● **The exercise**:
Show all lines from the listing below that contain "percentage".
=== Provided material ===
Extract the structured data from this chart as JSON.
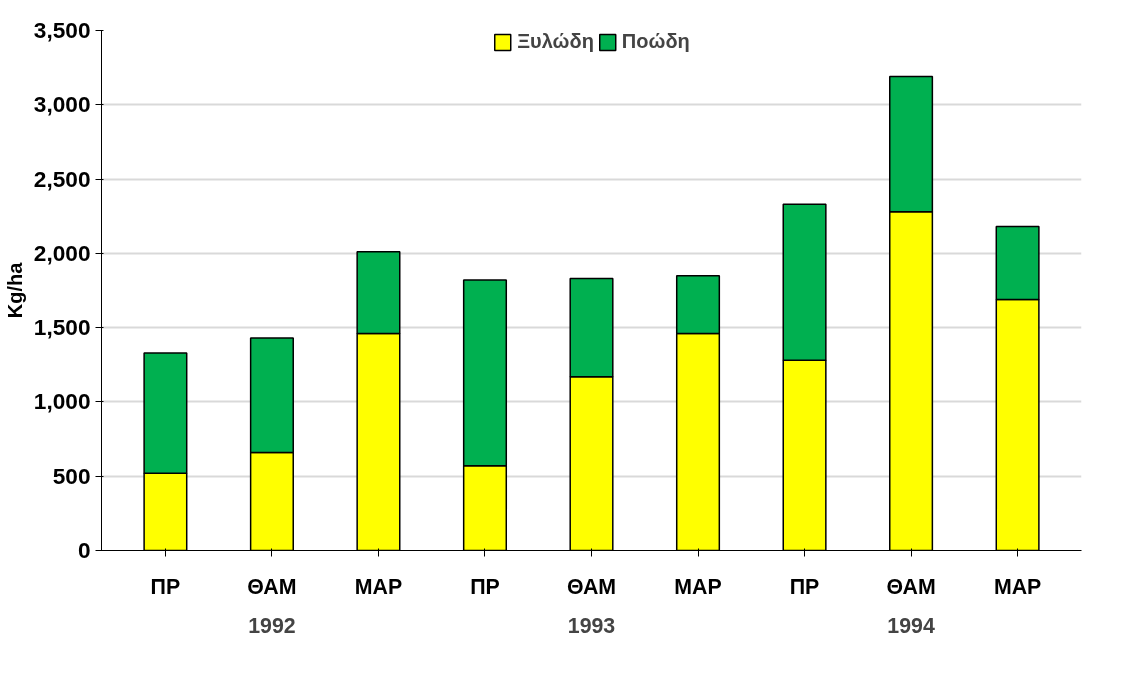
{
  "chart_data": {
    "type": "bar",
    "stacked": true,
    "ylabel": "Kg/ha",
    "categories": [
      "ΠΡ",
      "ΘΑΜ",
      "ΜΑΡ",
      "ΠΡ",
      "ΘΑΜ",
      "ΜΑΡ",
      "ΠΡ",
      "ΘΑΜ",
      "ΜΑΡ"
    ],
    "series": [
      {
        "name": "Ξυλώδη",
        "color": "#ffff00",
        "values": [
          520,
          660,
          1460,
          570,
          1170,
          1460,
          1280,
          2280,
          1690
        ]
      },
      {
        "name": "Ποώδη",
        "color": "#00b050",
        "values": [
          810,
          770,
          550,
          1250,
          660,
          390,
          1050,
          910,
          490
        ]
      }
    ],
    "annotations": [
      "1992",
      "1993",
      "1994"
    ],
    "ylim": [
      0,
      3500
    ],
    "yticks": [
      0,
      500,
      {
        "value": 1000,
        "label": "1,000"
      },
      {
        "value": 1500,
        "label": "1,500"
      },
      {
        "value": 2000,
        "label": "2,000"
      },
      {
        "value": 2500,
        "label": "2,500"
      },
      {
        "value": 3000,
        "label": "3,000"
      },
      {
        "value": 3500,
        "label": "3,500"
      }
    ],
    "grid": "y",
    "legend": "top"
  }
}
===
=== Provided material ===
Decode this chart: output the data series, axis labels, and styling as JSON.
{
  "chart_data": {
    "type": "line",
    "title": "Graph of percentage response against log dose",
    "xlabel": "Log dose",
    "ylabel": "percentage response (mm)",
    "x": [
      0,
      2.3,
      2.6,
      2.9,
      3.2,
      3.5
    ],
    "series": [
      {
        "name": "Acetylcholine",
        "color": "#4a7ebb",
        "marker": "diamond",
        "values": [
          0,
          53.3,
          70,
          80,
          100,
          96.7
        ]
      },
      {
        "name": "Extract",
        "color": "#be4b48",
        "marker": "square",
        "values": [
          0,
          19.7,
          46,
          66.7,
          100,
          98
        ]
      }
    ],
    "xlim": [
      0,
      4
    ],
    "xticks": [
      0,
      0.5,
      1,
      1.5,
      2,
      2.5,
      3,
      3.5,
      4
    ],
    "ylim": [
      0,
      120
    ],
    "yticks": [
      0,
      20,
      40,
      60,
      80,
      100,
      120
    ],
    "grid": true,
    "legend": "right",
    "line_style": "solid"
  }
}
===
● **Output for this exercise**:
    "title": "Graph of percentage response against log dose",
    "ylabel": "percentage response (mm)",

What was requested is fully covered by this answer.